__WHAT TO DO__
Retype the material in full, keeping every word the same.

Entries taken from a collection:

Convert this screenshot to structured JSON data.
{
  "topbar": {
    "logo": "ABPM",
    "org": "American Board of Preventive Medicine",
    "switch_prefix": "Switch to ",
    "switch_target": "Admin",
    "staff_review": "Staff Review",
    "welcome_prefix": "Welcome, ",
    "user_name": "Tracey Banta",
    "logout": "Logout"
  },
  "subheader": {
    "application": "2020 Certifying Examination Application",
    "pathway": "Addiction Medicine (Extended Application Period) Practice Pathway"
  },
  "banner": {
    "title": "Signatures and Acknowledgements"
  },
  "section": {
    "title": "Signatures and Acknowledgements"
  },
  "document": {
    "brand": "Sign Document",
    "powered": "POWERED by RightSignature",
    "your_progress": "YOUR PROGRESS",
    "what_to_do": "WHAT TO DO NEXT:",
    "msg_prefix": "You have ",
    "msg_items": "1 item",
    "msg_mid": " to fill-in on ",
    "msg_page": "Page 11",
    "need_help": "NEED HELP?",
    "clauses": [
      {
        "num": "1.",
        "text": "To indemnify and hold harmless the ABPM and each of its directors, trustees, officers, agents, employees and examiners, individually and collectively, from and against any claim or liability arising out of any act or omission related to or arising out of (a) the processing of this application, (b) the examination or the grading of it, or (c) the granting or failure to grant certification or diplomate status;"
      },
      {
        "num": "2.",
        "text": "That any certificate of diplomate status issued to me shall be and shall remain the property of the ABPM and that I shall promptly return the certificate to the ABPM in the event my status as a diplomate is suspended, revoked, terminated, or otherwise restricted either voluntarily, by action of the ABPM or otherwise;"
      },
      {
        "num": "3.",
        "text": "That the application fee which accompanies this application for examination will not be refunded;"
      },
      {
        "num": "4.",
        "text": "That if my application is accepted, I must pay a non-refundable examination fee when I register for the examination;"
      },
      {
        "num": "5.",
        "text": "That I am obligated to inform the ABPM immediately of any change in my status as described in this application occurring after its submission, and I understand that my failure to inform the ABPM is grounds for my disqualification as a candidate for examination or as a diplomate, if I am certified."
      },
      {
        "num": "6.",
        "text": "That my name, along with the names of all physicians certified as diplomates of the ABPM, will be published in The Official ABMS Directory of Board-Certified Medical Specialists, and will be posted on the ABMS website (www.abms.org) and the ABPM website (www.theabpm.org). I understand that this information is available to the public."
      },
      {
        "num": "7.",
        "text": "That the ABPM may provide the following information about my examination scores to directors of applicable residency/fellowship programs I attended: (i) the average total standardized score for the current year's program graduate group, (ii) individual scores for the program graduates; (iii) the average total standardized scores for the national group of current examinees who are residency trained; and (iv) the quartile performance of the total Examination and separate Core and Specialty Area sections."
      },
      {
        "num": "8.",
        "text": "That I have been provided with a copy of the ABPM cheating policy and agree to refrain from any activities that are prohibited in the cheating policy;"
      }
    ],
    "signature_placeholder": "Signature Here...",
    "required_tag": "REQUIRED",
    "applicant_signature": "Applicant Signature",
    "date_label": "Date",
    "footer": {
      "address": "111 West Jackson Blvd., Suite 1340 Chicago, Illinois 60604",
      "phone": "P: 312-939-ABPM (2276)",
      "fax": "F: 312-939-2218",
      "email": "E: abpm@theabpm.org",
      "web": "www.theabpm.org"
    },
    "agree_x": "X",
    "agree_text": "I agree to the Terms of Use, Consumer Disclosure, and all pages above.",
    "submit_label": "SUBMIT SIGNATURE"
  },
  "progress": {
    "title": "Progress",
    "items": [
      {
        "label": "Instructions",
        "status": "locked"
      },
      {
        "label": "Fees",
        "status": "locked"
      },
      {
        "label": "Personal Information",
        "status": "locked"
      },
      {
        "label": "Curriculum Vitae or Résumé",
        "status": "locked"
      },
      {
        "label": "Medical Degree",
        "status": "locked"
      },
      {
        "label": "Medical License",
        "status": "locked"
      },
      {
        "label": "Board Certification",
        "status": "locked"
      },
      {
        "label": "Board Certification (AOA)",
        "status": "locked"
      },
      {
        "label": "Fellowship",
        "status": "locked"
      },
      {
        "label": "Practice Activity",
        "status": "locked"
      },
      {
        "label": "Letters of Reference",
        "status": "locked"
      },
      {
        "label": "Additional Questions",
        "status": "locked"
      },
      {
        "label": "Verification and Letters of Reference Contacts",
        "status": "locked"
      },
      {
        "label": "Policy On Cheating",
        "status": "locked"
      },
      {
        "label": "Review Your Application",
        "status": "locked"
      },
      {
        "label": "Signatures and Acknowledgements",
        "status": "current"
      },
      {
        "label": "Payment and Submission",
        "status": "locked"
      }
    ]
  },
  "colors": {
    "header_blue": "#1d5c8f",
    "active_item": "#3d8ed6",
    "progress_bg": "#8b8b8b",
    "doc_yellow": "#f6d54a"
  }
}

__TASK RESULT__
Convert this screenshot to structured JSON data.
{
  "topbar": {
    "logo": "ABPM",
    "org": "American Board of Preventive Medicine",
    "switch_prefix": "Switch to ",
    "switch_target": "Admin",
    "staff_review": "Staff Review",
    "welcome_prefix": "Welcome, ",
    "user_name": "Tracey Banta",
    "logout": "Logout"
  },
  "subheader": {
    "application": "2020 Certifying Examination Application",
    "pathway": "Addiction Medicine (Extended Application Period) Practice Pathway"
  },
  "banner": {
    "title": "Signatures and Acknowledgements"
  },
  "section": {
    "title": "Signatures and Acknowledgements"
  },
  "document": {
    "brand": "Sign Document",
    "powered": "POWERED by RightSignature",
    "your_progress": "YOUR PROGRESS",
    "what_to_do": "WHAT TO DO NEXT:",
    "msg_prefix": "You have ",
    "msg_items": "1 item",
    "msg_mid": " to fill-in on ",
    "msg_page": "Page 11",
    "need_help": "NEED HELP?",
    "clauses": [
      {
        "num": "1.",
        "text": "To indemnify and hold harmless the ABPM and each of its directors, trustees, officers, agents, employees and examiners, individually and collectively, from and against any claim or liability arising out of any act or omission related to or arising out of (a) the processing of this application, (b) the examination or the grading of it, or (c) the granting or failure to grant certification or diplomate status;"
      },
      {
        "num": "2.",
        "text": "That any certificate of diplomate status issued to me shall be and shall remain the property of the ABPM and that I shall promptly return the certificate to the ABPM in the event my status as a diplomate is suspended, revoked, terminated, or otherwise restricted either voluntarily, by action of the ABPM or otherwise;"
      },
      {
        "num": "3.",
        "text": "That the application fee which accompanies this application for examination will not be refunded;"
      },
      {
        "num": "4.",
        "text": "That if my application is accepted, I must pay a non-refundable examination fee when I register for the examination;"
      },
      {
        "num": "5.",
        "text": "That I am obligated to inform the ABPM immediately of any change in my status as described in this application occurring after its submission, and I understand that my failure to inform the ABPM is grounds for my disqualification as a candidate for examination or as a diplomate, if I am certified."
      },
      {
        "num": "6.",
        "text": "That my name, along with the names of all physicians certified as diplomates of the ABPM, will be published in The Official ABMS Directory of Board-Certified Medical Specialists, and will be posted on the ABMS website (www.abms.org) and the ABPM website (www.theabpm.org). I understand that this information is available to the public."
      },
      {
        "num": "7.",
        "text": "That the ABPM may provide the following information about my examination scores to directors of applicable residency/fellowship programs I attended: (i) the average total standardized score for the current year's program graduate group, (ii) individual scores for the program graduates; (iii) the average total standardized scores for the national group of current examinees who are residency trained; and (iv) the quartile performance of the total Examination and separate Core and Specialty Area sections."
      },
      {
        "num": "8.",
        "text": "That I have been provided with a copy of the ABPM cheating policy and agree to refrain from any activities that are prohibited in the cheating policy;"
      }
    ],
    "signature_placeholder": "Signature Here...",
    "required_tag": "REQUIRED",
    "applicant_signature": "Applicant Signature",
    "date_label": "Date",
    "footer": {
      "address": "111 West Jackson Blvd., Suite 1340 Chicago, Illinois 60604",
      "phone": "P: 312-939-ABPM (2276)",
      "fax": "F: 312-939-2218",
      "email": "E: abpm@theabpm.org",
      "web": "www.theabpm.org"
    },
    "agree_x": "X",
    "agree_text": "I agree to the Terms of Use, Consumer Disclosure, and all pages above.",
    "submit_label": "SUBMIT SIGNATURE"
  },
  "progress": {
    "title": "Progress",
    "items": [
      {
        "label": "Instructions",
        "status": "locked"
      },
      {
        "label": "Fees",
        "status": "locked"
      },
      {
        "label": "Personal Information",
        "status": "locked"
      },
      {
        "label": "Curriculum Vitae or Résumé",
        "status": "locked"
      },
      {
        "label": "Medical Degree",
        "status": "locked"
      },
      {
        "label": "Medical License",
        "status": "locked"
      },
      {
        "label": "Board Certification",
        "status": "locked"
      },
      {
        "label": "Board Certification (AOA)",
        "status": "locked"
      },
      {
        "label": "Fellowship",
        "status": "locked"
      },
      {
        "label": "Practice Activity",
        "status": "locked"
      },
      {
        "label": "Letters of Reference",
        "status": "locked"
      },
      {
        "label": "Additional Questions",
        "status": "locked"
      },
      {
        "label": "Verification and Letters of Reference Contacts",
        "status": "locked"
      },
      {
        "label": "Policy On Cheating",
        "status": "locked"
      },
      {
        "label": "Review Your Application",
        "status": "locked"
      },
      {
        "label": "Signatures and Acknowledgements",
        "status": "current"
      },
      {
        "label": "Payment and Submission",
        "status": "locked"
      }
    ]
  },
  "colors": {
    "header_blue": "#1d5c8f",
    "active_item": "#3d8ed6",
    "progress_bg": "#8b8b8b",
    "doc_yellow": "#f6d54a"
  }
}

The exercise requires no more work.